- _GIVEN DATA_:
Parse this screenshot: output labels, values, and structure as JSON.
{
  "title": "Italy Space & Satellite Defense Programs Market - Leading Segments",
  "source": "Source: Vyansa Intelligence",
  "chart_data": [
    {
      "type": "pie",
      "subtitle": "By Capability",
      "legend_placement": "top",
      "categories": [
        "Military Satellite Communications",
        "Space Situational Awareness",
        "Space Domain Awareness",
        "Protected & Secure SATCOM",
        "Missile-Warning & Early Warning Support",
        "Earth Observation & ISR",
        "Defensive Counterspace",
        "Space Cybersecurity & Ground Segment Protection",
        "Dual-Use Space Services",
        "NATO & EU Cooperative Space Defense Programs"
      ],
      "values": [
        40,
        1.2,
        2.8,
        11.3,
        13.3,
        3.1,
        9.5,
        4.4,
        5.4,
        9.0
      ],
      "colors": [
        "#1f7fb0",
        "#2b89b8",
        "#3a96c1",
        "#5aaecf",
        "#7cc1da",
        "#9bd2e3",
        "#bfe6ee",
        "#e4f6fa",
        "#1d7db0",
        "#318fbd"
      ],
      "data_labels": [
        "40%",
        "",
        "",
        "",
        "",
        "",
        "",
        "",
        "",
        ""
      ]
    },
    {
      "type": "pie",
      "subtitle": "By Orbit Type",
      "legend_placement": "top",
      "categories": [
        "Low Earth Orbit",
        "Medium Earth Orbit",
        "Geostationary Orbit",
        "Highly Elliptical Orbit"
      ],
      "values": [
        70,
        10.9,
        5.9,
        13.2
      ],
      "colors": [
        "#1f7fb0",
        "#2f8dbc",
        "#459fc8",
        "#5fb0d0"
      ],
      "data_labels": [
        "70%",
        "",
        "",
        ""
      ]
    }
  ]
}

- _WHAT IS ASKED_: Return the entries in full, keeping every line exactly as it is.

- _FINAL RESULT_:
Parse this screenshot: output labels, values, and structure as JSON.
{
  "title": "Italy Space & Satellite Defense Programs Market - Leading Segments",
  "source": "Source: Vyansa Intelligence",
  "chart_data": [
    {
      "type": "pie",
      "subtitle": "By Capability",
      "legend_placement": "top",
      "categories": [
        "Military Satellite Communications",
        "Space Situational Awareness",
        "Space Domain Awareness",
        "Protected & Secure SATCOM",
        "Missile-Warning & Early Warning Support",
        "Earth Observation & ISR",
        "Defensive Counterspace",
        "Space Cybersecurity & Ground Segment Protection",
        "Dual-Use Space Services",
        "NATO & EU Cooperative Space Defense Programs"
      ],
      "values": [
        40,
        1.2,
        2.8,
        11.3,
        13.3,
        3.1,
        9.5,
        4.4,
        5.4,
        9.0
      ],
      "colors": [
        "#1f7fb0",
        "#2b89b8",
        "#3a96c1",
        "#5aaecf",
        "#7cc1da",
        "#9bd2e3",
        "#bfe6ee",
        "#e4f6fa",
        "#1d7db0",
        "#318fbd"
      ],
      "data_labels": [
        "40%",
        "",
        "",
        "",
        "",
        "",
        "",
        "",
        "",
        ""
      ]
    },
    {
      "type": "pie",
      "subtitle": "By Orbit Type",
      "legend_placement": "top",
      "categories": [
        "Low Earth Orbit",
        "Medium Earth Orbit",
        "Geostationary Orbit",
        "Highly Elliptical Orbit"
      ],
      "values": [
        70,
        10.9,
        5.9,
        13.2
      ],
      "colors": [
        "#1f7fb0",
        "#2f8dbc",
        "#459fc8",
        "#5fb0d0"
      ],
      "data_labels": [
        "70%",
        "",
        "",
        ""
      ]
    }
  ]
}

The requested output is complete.